**Prompt**
Print the whole listing exactly.

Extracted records
--*--
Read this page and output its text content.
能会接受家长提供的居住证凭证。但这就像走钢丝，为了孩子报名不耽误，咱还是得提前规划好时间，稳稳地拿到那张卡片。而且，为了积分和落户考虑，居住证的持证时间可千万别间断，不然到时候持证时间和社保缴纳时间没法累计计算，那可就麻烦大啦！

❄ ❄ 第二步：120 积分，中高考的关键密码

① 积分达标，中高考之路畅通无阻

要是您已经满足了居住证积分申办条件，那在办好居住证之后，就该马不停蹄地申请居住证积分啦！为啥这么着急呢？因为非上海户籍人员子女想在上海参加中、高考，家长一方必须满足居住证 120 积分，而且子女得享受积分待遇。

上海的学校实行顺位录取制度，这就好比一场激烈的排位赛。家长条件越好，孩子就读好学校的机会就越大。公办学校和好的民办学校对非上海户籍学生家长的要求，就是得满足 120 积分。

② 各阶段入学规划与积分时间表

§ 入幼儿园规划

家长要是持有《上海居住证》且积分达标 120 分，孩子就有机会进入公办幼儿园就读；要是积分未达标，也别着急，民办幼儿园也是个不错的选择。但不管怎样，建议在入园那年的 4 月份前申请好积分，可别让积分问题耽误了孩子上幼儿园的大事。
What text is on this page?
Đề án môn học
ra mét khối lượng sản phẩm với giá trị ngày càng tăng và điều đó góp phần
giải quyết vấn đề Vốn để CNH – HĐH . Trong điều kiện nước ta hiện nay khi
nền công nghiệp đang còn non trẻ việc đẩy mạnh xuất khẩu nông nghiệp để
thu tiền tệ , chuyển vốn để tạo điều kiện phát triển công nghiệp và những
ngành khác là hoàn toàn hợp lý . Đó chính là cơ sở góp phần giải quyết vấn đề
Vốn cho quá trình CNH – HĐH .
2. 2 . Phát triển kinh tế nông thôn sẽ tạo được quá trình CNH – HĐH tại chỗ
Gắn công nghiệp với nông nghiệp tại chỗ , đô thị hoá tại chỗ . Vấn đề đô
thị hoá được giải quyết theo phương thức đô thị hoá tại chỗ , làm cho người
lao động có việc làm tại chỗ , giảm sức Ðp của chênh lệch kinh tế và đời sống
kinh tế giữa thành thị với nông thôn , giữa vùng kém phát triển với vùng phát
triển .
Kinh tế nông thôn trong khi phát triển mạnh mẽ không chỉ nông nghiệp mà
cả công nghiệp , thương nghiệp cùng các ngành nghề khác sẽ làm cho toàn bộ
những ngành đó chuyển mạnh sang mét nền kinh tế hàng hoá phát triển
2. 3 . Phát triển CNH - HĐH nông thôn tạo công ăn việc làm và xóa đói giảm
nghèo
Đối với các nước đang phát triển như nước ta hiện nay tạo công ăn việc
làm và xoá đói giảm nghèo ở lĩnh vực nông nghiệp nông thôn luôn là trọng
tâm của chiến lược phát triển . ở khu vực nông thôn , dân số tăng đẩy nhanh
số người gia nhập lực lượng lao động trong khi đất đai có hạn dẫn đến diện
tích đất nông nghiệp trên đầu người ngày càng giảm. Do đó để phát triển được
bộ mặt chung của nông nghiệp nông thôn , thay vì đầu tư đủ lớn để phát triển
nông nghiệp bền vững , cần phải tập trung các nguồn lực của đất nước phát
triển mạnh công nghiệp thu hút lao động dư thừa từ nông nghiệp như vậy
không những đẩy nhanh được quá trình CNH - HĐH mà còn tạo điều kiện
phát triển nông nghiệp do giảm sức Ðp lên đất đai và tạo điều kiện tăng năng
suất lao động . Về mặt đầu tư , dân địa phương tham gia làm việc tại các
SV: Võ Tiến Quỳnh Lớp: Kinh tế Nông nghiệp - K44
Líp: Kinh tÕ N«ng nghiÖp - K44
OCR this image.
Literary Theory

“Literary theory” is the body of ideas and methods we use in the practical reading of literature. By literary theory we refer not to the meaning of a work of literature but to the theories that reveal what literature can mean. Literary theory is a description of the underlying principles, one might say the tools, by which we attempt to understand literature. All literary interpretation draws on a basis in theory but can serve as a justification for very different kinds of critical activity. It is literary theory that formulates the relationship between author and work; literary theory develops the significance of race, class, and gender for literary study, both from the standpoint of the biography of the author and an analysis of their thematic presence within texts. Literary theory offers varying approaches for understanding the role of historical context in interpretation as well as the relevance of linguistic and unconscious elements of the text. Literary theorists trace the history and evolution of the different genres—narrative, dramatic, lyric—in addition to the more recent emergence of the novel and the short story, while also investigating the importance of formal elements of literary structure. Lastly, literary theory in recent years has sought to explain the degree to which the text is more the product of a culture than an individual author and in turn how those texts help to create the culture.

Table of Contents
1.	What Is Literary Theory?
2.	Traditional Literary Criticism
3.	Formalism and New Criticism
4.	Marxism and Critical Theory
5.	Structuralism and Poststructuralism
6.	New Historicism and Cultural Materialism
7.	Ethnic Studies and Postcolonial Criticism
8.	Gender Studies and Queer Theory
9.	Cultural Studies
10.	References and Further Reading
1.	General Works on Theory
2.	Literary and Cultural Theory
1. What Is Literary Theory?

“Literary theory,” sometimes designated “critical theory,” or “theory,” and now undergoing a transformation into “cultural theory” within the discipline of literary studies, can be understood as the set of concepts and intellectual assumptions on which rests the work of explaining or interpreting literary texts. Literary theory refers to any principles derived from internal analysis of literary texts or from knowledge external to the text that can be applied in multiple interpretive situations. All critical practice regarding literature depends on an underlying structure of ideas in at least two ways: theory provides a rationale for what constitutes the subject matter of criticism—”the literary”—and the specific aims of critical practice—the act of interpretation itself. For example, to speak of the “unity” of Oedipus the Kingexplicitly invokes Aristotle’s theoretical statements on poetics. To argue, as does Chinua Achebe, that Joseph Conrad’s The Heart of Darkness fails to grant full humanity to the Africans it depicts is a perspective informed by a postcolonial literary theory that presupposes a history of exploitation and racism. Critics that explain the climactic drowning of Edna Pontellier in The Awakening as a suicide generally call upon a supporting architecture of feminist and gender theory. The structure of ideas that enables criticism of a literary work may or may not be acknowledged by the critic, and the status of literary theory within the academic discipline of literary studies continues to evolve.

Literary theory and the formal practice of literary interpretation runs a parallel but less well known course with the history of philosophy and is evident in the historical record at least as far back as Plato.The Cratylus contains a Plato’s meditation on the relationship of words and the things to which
--*--
**Full solution**
Read this page and output its text content.
能会接受家长提供的居住证凭证。但这就像走钢丝，为了孩子报名不耽误，咱还是得提前规划好时间，稳稳地拿到那张卡片。而且，为了积分和落户考虑，居住证的持证时间可千万别间断，不然到时候持证时间和社保缴纳时间没法累计计算，那可就麻烦大啦！

❄ ❄ 第二步：120 积分，中高考的关键密码

① 积分达标，中高考之路畅通无阻

要是您已经满足了居住证积分申办条件，那在办好居住证之后，就该马不停蹄地申请居住证积分啦！为啥这么着急呢？因为非上海户籍人员子女想在上海参加中、高考，家长一方必须满足居住证 120 积分，而且子女得享受积分待遇。

上海的学校实行顺位录取制度，这就好比一场激烈的排位赛。家长条件越好，孩子就读好学校的机会就越大。公办学校和好的民办学校对非上海户籍学生家长的要求，就是得满足 120 积分。

② 各阶段入学规划与积分时间表

§ 入幼儿园规划

家长要是持有《上海居住证》且积分达标 120 分，孩子就有机会进入公办幼儿园就读；要是积分未达标，也别着急，民办幼儿园也是个不错的选择。但不管怎样，建议在入园那年的 4 月份前申请好积分，可别让积分问题耽误了孩子上幼儿园的大事。
What text is on this page?
Đề án môn học
ra mét khối lượng sản phẩm với giá trị ngày càng tăng và điều đó góp phần
giải quyết vấn đề Vốn để CNH – HĐH . Trong điều kiện nước ta hiện nay khi
nền công nghiệp đang còn non trẻ việc đẩy mạnh xuất khẩu nông nghiệp để
thu tiền tệ , chuyển vốn để tạo điều kiện phát triển công nghiệp và những
ngành khác là hoàn toàn hợp lý . Đó chính là cơ sở góp phần giải quyết vấn đề
Vốn cho quá trình CNH – HĐH .
2. 2 . Phát triển kinh tế nông thôn sẽ tạo được quá trình CNH – HĐH tại chỗ
Gắn công nghiệp với nông nghiệp tại chỗ , đô thị hoá tại chỗ . Vấn đề đô
thị hoá được giải quyết theo phương thức đô thị hoá tại chỗ , làm cho người
lao động có việc làm tại chỗ , giảm sức Ðp của chênh lệch kinh tế và đời sống
kinh tế giữa thành thị với nông thôn , giữa vùng kém phát triển với vùng phát
triển .
Kinh tế nông thôn trong khi phát triển mạnh mẽ không chỉ nông nghiệp mà
cả công nghiệp , thương nghiệp cùng các ngành nghề khác sẽ làm cho toàn bộ
những ngành đó chuyển mạnh sang mét nền kinh tế hàng hoá phát triển
2. 3 . Phát triển CNH - HĐH nông thôn tạo công ăn việc làm và xóa đói giảm
nghèo
Đối với các nước đang phát triển như nước ta hiện nay tạo công ăn việc
làm và xoá đói giảm nghèo ở lĩnh vực nông nghiệp nông thôn luôn là trọng
tâm của chiến lược phát triển . ở khu vực nông thôn , dân số tăng đẩy nhanh
số người gia nhập lực lượng lao động trong khi đất đai có hạn dẫn đến diện
tích đất nông nghiệp trên đầu người ngày càng giảm. Do đó để phát triển được
bộ mặt chung của nông nghiệp nông thôn , thay vì đầu tư đủ lớn để phát triển
nông nghiệp bền vững , cần phải tập trung các nguồn lực của đất nước phát
triển mạnh công nghiệp thu hút lao động dư thừa từ nông nghiệp như vậy
không những đẩy nhanh được quá trình CNH - HĐH mà còn tạo điều kiện
phát triển nông nghiệp do giảm sức Ðp lên đất đai và tạo điều kiện tăng năng
suất lao động . Về mặt đầu tư , dân địa phương tham gia làm việc tại các
SV: Võ Tiến Quỳnh Lớp: Kinh tế Nông nghiệp - K44
Líp: Kinh tÕ N«ng nghiÖp - K44
OCR this image.
Literary Theory

“Literary theory” is the body of ideas and methods we use in the practical reading of literature. By literary theory we refer not to the meaning of a work of literature but to the theories that reveal what literature can mean. Literary theory is a description of the underlying principles, one might say the tools, by which we attempt to understand literature. All literary interpretation draws on a basis in theory but can serve as a justification for very different kinds of critical activity. It is literary theory that formulates the relationship between author and work; literary theory develops the significance of race, class, and gender for literary study, both from the standpoint of the biography of the author and an analysis of their thematic presence within texts. Literary theory offers varying approaches for understanding the role of historical context in interpretation as well as the relevance of linguistic and unconscious elements of the text. Literary theorists trace the history and evolution of the different genres—narrative, dramatic, lyric—in addition to the more recent emergence of the novel and the short story, while also investigating the importance of formal elements of literary structure. Lastly, literary theory in recent years has sought to explain the degree to which the text is more the product of a culture than an individual author and in turn how those texts help to create the culture.

Table of Contents
1.	What Is Literary Theory?
2.	Traditional Literary Criticism
3.	Formalism and New Criticism
4.	Marxism and Critical Theory
5.	Structuralism and Poststructuralism
6.	New Historicism and Cultural Materialism
7.	Ethnic Studies and Postcolonial Criticism
8.	Gender Studies and Queer Theory
9.	Cultural Studies
10.	References and Further Reading
1.	General Works on Theory
2.	Literary and Cultural Theory
1. What Is Literary Theory?

“Literary theory,” sometimes designated “critical theory,” or “theory,” and now undergoing a transformation into “cultural theory” within the discipline of literary studies, can be understood as the set of concepts and intellectual assumptions on which rests the work of explaining or interpreting literary texts. Literary theory refers to any principles derived from internal analysis of literary texts or from knowledge external to the text that can be applied in multiple interpretive situations. All critical practice regarding literature depends on an underlying structure of ideas in at least two ways: theory provides a rationale for what constitutes the subject matter of criticism—”the literary”—and the specific aims of critical practice—the act of interpretation itself. For example, to speak of the “unity” of Oedipus the Kingexplicitly invokes Aristotle’s theoretical statements on poetics. To argue, as does Chinua Achebe, that Joseph Conrad’s The Heart of Darkness fails to grant full humanity to the Africans it depicts is a perspective informed by a postcolonial literary theory that presupposes a history of exploitation and racism. Critics that explain the climactic drowning of Edna Pontellier in The Awakening as a suicide generally call upon a supporting architecture of feminist and gender theory. The structure of ideas that enables criticism of a literary work may or may not be acknowledged by the critic, and the status of literary theory within the academic discipline of literary studies continues to evolve.

Literary theory and the formal practice of literary interpretation runs a parallel but less well known course with the history of philosophy and is evident in the historical record at least as far back as Plato.The Cratylus contains a Plato’s meditation on the relationship of words and the things to which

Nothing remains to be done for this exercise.